(Chart and figure data)

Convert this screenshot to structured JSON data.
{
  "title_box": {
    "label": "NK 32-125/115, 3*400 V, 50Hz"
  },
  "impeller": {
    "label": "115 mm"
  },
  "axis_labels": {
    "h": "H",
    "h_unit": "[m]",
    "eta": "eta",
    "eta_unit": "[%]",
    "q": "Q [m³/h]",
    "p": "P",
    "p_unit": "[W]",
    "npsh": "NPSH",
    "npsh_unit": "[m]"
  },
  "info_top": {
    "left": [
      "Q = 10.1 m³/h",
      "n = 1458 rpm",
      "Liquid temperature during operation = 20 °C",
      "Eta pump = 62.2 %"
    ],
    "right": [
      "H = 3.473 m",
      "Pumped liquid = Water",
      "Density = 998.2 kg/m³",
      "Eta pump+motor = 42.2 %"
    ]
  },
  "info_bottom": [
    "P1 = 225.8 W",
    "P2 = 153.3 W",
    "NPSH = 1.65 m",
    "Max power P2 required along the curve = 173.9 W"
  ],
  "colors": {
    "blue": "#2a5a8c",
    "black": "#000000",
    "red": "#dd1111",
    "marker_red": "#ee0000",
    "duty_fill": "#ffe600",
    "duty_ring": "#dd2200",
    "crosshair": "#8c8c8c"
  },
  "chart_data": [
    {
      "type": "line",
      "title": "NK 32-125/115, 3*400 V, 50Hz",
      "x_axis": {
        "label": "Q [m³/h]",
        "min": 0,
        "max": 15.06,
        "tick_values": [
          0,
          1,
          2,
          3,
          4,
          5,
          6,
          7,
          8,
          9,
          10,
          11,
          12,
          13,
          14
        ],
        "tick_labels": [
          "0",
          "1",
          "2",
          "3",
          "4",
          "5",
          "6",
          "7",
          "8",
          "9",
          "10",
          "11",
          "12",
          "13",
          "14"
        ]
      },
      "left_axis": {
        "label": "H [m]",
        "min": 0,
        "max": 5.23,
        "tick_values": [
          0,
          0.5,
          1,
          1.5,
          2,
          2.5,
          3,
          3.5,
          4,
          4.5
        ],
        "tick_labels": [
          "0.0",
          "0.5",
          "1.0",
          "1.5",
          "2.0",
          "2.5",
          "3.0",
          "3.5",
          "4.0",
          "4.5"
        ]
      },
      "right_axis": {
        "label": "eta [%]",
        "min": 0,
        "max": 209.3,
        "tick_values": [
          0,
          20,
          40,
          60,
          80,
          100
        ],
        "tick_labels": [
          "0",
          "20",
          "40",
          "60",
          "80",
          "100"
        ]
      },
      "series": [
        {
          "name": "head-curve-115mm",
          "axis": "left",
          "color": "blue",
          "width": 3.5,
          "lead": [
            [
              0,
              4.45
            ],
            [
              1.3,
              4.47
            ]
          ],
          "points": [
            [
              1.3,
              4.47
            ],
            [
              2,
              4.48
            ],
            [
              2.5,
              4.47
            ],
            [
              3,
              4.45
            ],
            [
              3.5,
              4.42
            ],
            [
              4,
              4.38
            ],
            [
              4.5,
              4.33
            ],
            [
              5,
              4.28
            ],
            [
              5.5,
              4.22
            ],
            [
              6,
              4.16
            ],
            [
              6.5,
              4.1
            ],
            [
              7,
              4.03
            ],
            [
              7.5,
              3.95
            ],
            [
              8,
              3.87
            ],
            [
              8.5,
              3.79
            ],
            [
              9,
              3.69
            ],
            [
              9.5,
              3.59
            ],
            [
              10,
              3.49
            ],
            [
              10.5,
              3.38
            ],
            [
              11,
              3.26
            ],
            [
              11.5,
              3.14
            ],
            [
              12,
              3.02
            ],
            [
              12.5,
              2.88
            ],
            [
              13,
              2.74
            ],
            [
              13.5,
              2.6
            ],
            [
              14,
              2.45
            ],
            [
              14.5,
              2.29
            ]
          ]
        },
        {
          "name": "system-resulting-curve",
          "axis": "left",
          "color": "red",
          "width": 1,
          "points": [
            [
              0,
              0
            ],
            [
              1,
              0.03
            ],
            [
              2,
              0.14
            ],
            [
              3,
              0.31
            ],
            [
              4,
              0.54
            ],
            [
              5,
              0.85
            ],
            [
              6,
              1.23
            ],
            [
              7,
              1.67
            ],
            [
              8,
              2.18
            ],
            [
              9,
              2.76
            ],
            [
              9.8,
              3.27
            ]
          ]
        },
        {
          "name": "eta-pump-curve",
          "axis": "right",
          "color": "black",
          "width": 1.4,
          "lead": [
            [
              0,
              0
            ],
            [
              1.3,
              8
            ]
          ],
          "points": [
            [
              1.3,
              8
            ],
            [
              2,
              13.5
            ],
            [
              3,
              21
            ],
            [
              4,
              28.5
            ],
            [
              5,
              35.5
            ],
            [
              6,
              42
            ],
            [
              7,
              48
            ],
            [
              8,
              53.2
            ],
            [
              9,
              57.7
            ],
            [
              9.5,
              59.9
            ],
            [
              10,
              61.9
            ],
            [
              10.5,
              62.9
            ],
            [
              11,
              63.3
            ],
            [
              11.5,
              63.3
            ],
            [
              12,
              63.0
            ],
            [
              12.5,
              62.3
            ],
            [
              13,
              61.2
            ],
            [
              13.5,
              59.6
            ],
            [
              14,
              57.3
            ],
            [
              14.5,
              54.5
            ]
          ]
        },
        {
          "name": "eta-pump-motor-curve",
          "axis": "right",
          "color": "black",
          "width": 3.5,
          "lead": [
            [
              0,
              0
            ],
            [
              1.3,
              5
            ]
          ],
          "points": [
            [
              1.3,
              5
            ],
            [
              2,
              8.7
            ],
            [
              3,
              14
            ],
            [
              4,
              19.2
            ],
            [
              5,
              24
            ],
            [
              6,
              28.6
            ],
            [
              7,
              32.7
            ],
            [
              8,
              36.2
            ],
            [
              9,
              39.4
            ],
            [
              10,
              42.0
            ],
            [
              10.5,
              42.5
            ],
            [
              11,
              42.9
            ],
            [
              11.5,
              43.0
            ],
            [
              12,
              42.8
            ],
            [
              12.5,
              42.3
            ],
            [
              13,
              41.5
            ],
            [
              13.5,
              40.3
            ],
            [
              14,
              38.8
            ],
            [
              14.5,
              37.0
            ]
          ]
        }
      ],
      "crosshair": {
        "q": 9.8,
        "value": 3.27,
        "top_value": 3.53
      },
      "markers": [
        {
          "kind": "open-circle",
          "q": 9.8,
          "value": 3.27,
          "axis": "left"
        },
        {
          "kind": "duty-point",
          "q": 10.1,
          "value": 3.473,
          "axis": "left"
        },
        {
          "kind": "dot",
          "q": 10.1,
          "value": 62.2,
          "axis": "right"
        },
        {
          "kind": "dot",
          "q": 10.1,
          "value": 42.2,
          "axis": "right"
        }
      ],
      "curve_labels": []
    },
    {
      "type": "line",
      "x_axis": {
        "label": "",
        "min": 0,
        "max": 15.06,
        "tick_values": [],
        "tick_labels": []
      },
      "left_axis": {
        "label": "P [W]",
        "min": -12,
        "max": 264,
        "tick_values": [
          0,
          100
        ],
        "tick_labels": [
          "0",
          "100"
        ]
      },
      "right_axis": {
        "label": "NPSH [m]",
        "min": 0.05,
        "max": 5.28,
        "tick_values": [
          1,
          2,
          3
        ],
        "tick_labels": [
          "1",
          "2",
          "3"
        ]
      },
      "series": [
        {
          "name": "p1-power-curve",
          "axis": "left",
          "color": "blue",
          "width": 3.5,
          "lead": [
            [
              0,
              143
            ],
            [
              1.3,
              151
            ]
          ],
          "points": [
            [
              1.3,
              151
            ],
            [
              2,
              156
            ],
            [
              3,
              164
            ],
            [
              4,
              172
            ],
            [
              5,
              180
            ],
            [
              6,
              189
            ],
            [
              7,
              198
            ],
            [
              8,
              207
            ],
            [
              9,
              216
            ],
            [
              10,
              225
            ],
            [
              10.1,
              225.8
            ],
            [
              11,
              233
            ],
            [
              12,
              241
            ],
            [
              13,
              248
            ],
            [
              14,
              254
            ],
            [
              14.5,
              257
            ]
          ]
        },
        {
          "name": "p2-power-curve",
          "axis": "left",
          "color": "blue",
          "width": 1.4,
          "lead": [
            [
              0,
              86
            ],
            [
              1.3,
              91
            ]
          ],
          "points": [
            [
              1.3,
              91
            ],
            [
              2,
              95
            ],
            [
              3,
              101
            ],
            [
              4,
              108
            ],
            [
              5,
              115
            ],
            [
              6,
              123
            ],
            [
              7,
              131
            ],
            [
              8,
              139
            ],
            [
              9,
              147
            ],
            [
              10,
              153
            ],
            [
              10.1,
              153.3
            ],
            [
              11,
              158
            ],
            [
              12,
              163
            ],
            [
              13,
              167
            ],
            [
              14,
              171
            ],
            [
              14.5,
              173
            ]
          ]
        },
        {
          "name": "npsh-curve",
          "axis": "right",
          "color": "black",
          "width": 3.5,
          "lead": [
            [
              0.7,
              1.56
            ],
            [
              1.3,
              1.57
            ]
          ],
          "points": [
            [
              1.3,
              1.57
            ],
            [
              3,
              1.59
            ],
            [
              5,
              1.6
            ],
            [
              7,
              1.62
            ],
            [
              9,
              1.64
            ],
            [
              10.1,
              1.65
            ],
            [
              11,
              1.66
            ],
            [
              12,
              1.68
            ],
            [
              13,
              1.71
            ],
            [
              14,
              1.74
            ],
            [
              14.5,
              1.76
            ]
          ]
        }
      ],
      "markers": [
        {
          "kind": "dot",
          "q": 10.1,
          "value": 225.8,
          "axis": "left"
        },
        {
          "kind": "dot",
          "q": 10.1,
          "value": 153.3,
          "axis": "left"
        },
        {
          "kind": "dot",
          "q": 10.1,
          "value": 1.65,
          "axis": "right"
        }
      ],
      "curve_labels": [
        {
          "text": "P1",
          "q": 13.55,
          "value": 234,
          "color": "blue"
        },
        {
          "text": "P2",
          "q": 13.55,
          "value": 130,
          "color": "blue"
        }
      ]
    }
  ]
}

* _DIRECTION_: In the records above, find each line that holds the word "name"; copy all such lines.

* _EXERCISE RESPONSE_:
          "name": "head-curve-115mm",
          "name": "system-resulting-curve",
          "name": "eta-pump-curve",
          "name": "eta-pump-motor-curve",
          "name": "p1-power-curve",
          "name": "p2-power-curve",
          "name": "npsh-curve",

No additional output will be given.